**Instructions for the task**
All of the entries below need repeating exactly, apart from their images.

[Dataset rows for document pages]
/---

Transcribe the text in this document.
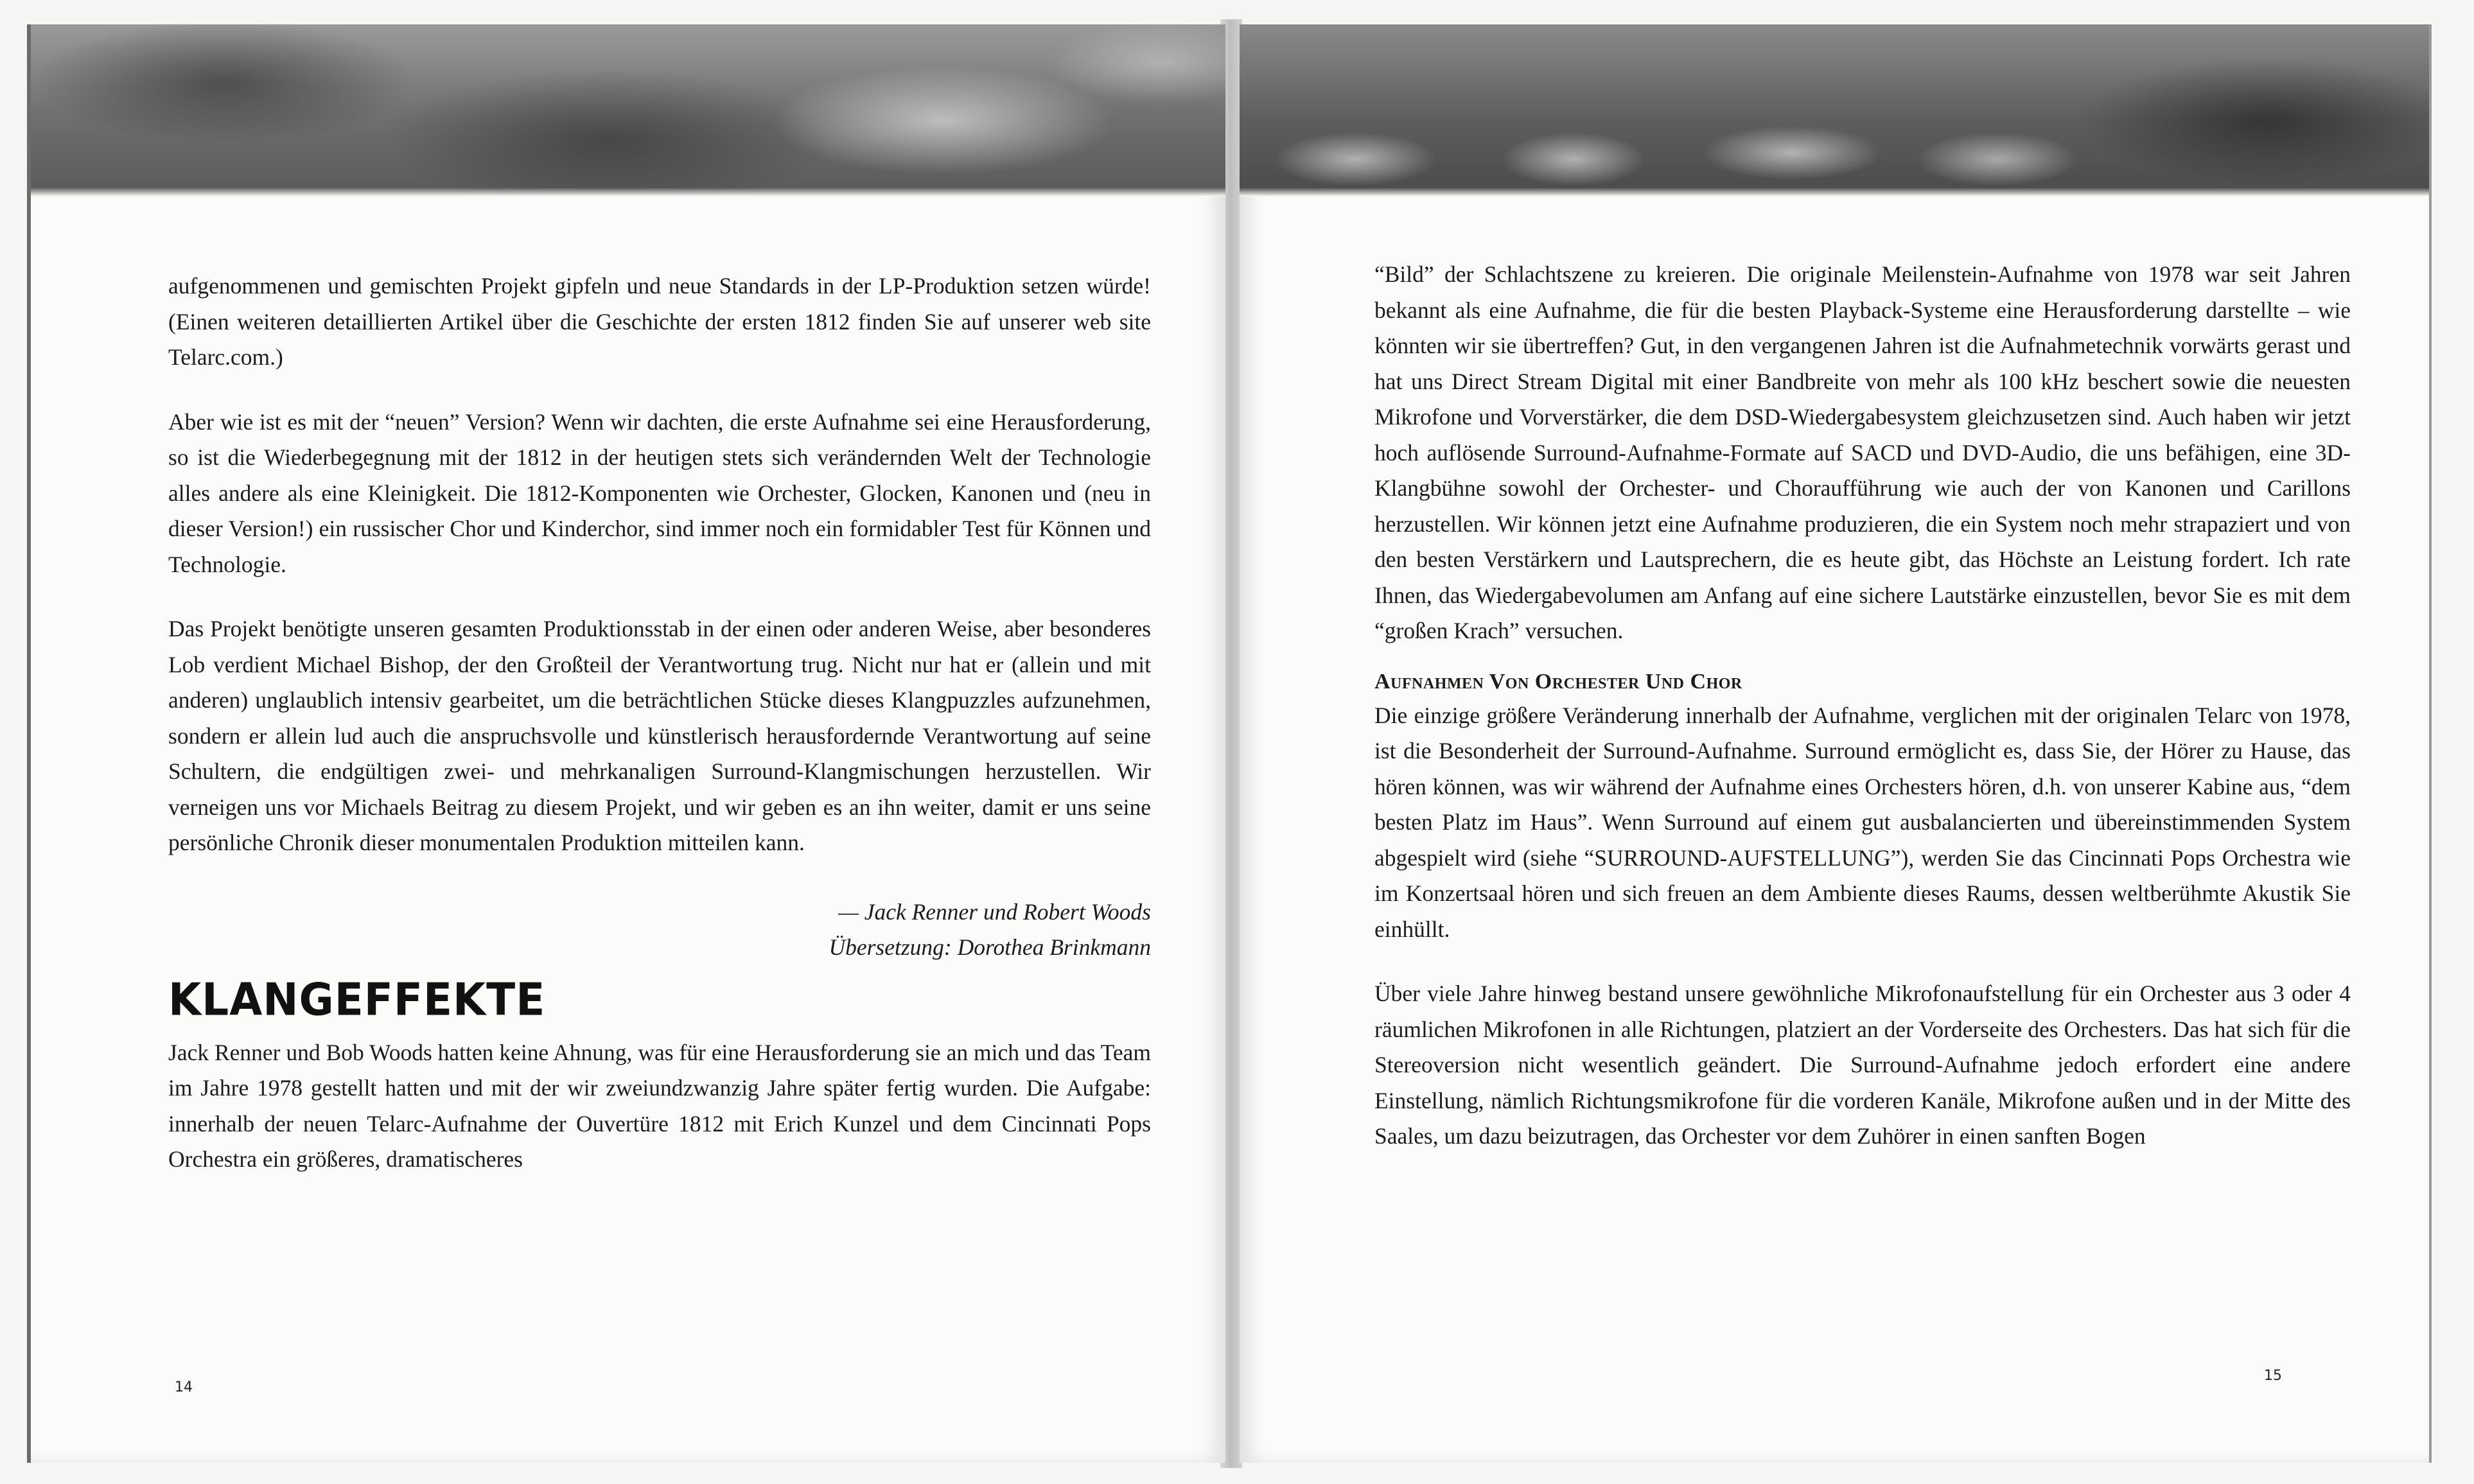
aufgenommenen und gemischten Projekt gipfeln und neue Standards in der LP-Produktion setzen würde! (Einen weiteren detaillierten Artikel über die Geschichte der ersten 1812 finden Sie auf unserer web site Telarc.com.)

Aber wie ist es mit der “neuen” Version? Wenn wir dachten, die erste Aufnahme sei eine Herausforderung, so ist die Wiederbegegnung mit der 1812 in der heutigen stets sich verändernden Welt der Technologie alles andere als eine Kleinigkeit. Die 1812-Komponenten wie Orchester, Glocken, Kanonen und (neu in dieser Version!) ein russischer Chor und Kinderchor, sind immer noch ein formidabler Test für Können und Technologie.

Das Projekt benötigte unseren gesamten Produktionsstab in der einen oder anderen Weise, aber besonderes Lob verdient Michael Bishop, der den Großteil der Verantwortung trug. Nicht nur hat er (allein und mit anderen) unglaublich intensiv gearbeitet, um die beträchtlichen Stücke dieses Klangpuzzles aufzunehmen, sondern er allein lud auch die anspruchsvolle und künstlerisch herausfordernde Verantwortung auf seine Schultern, die endgültigen zwei- und mehrkanaligen Surround-Klangmischungen herzustellen. Wir verneigen uns vor Michaels Beitrag zu diesem Projekt, und wir geben es an ihn weiter, damit er uns seine persönliche Chronik dieser monumentalen Produktion mitteilen kann.

— Jack Renner und Robert Woods

Übersetzung: Dorothea Brinkmann

KLANGEFFEKTE

Jack Renner und Bob Woods hatten keine Ahnung, was für eine Herausforderung sie an mich und das Team im Jahre 1978 gestellt hatten und mit der wir zweiundzwanzig Jahre später fertig wurden. Die Aufgabe: innerhalb der neuen Telarc-Aufnahme der Ouvertüre 1812 mit Erich Kunzel und dem Cincinnati Pops Orchestra ein größeres, dramatischeres

14

“Bild” der Schlachtszene zu kreieren. Die originale Meilenstein-Aufnahme von 1978 war seit Jahren bekannt als eine Aufnahme, die für die besten Playback-Systeme eine Herausforderung darstellte – wie könnten wir sie übertreffen? Gut, in den vergangenen Jahren ist die Aufnahmetechnik vorwärts gerast und hat uns Direct Stream Digital mit einer Bandbreite von mehr als 100 kHz beschert sowie die neuesten Mikrofone und Vorverstärker, die dem DSD-Wiedergabesystem gleichzusetzen sind. Auch haben wir jetzt hoch auflösende Surround-Aufnahme-Formate auf SACD und DVD-Audio, die uns befähigen, eine 3D-Klangbühne sowohl der Orchester- und Choraufführung wie auch der von Kanonen und Carillons herzustellen. Wir können jetzt eine Aufnahme produzieren, die ein System noch mehr strapaziert und von den besten Verstärkern und Lautsprechern, die es heute gibt, das Höchste an Leistung fordert. Ich rate Ihnen, das Wiedergabevolumen am Anfang auf eine sichere Lautstärke einzustellen, bevor Sie es mit dem “großen Krach” versuchen.

Aufnahmen Von Orchester Und Chor

Die einzige größere Veränderung innerhalb der Aufnahme, verglichen mit der originalen Telarc von 1978, ist die Besonderheit der Surround-Aufnahme. Surround ermöglicht es, dass Sie, der Hörer zu Hause, das hören können, was wir während der Aufnahme eines Orchesters hören, d.h. von unserer Kabine aus, “dem besten Platz im Haus”. Wenn Surround auf einem gut ausbalancierten und übereinstimmenden System abgespielt wird (siehe “SURROUND-AUFSTELLUNG”), werden Sie das Cincinnati Pops Orchestra wie im Konzertsaal hören und sich freuen an dem Ambiente dieses Raums, dessen weltberühmte Akustik Sie einhüllt.

Über viele Jahre hinweg bestand unsere gewöhnliche Mikrofonaufstellung für ein Orchester aus 3 oder 4 räumlichen Mikrofonen in alle Richtungen, platziert an der Vorderseite des Orchesters. Das hat sich für die Stereoversion nicht wesentlich geändert. Die Surround-Aufnahme jedoch erfordert eine andere Einstellung, nämlich Richtungsmikrofone für die vorderen Kanäle, Mikrofone außen und in der Mitte des Saales, um dazu beizutragen, das Orchester vor dem Zuhörer in einen sanften Bogen

15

\---

**Task response**
Transcribe the text in this document.
aufgenommenen und gemischten Projekt gipfeln und neue Standards in der LP-Produktion setzen würde! (Einen weiteren detaillierten Artikel über die Geschichte der ersten 1812 finden Sie auf unserer web site Telarc.com.)

Aber wie ist es mit der “neuen” Version? Wenn wir dachten, die erste Aufnahme sei eine Herausforderung, so ist die Wiederbegegnung mit der 1812 in der heutigen stets sich verändernden Welt der Technologie alles andere als eine Kleinigkeit. Die 1812-Komponenten wie Orchester, Glocken, Kanonen und (neu in dieser Version!) ein russischer Chor und Kinderchor, sind immer noch ein formidabler Test für Können und Technologie.

Das Projekt benötigte unseren gesamten Produktionsstab in der einen oder anderen Weise, aber besonderes Lob verdient Michael Bishop, der den Großteil der Verantwortung trug. Nicht nur hat er (allein und mit anderen) unglaublich intensiv gearbeitet, um die beträchtlichen Stücke dieses Klangpuzzles aufzunehmen, sondern er allein lud auch die anspruchsvolle und künstlerisch herausfordernde Verantwortung auf seine Schultern, die endgültigen zwei- und mehrkanaligen Surround-Klangmischungen herzustellen. Wir verneigen uns vor Michaels Beitrag zu diesem Projekt, und wir geben es an ihn weiter, damit er uns seine persönliche Chronik dieser monumentalen Produktion mitteilen kann.

— Jack Renner und Robert Woods

Übersetzung: Dorothea Brinkmann

KLANGEFFEKTE

Jack Renner und Bob Woods hatten keine Ahnung, was für eine Herausforderung sie an mich und das Team im Jahre 1978 gestellt hatten und mit der wir zweiundzwanzig Jahre später fertig wurden. Die Aufgabe: innerhalb der neuen Telarc-Aufnahme der Ouvertüre 1812 mit Erich Kunzel und dem Cincinnati Pops Orchestra ein größeres, dramatischeres

14

“Bild” der Schlachtszene zu kreieren. Die originale Meilenstein-Aufnahme von 1978 war seit Jahren bekannt als eine Aufnahme, die für die besten Playback-Systeme eine Herausforderung darstellte – wie könnten wir sie übertreffen? Gut, in den vergangenen Jahren ist die Aufnahmetechnik vorwärts gerast und hat uns Direct Stream Digital mit einer Bandbreite von mehr als 100 kHz beschert sowie die neuesten Mikrofone und Vorverstärker, die dem DSD-Wiedergabesystem gleichzusetzen sind. Auch haben wir jetzt hoch auflösende Surround-Aufnahme-Formate auf SACD und DVD-Audio, die uns befähigen, eine 3D-Klangbühne sowohl der Orchester- und Choraufführung wie auch der von Kanonen und Carillons herzustellen. Wir können jetzt eine Aufnahme produzieren, die ein System noch mehr strapaziert und von den besten Verstärkern und Lautsprechern, die es heute gibt, das Höchste an Leistung fordert. Ich rate Ihnen, das Wiedergabevolumen am Anfang auf eine sichere Lautstärke einzustellen, bevor Sie es mit dem “großen Krach” versuchen.

Aufnahmen Von Orchester Und Chor

Die einzige größere Veränderung innerhalb der Aufnahme, verglichen mit der originalen Telarc von 1978, ist die Besonderheit der Surround-Aufnahme. Surround ermöglicht es, dass Sie, der Hörer zu Hause, das hören können, was wir während der Aufnahme eines Orchesters hören, d.h. von unserer Kabine aus, “dem besten Platz im Haus”. Wenn Surround auf einem gut ausbalancierten und übereinstimmenden System abgespielt wird (siehe “SURROUND-AUFSTELLUNG”), werden Sie das Cincinnati Pops Orchestra wie im Konzertsaal hören und sich freuen an dem Ambiente dieses Raums, dessen weltberühmte Akustik Sie einhüllt.

Über viele Jahre hinweg bestand unsere gewöhnliche Mikrofonaufstellung für ein Orchester aus 3 oder 4 räumlichen Mikrofonen in alle Richtungen, platziert an der Vorderseite des Orchesters. Das hat sich für die Stereoversion nicht wesentlich geändert. Die Surround-Aufnahme jedoch erfordert eine andere Einstellung, nämlich Richtungsmikrofone für die vorderen Kanäle, Mikrofone außen und in der Mitte des Saales, um dazu beizutragen, das Orchester vor dem Zuhörer in einen sanften Bogen

15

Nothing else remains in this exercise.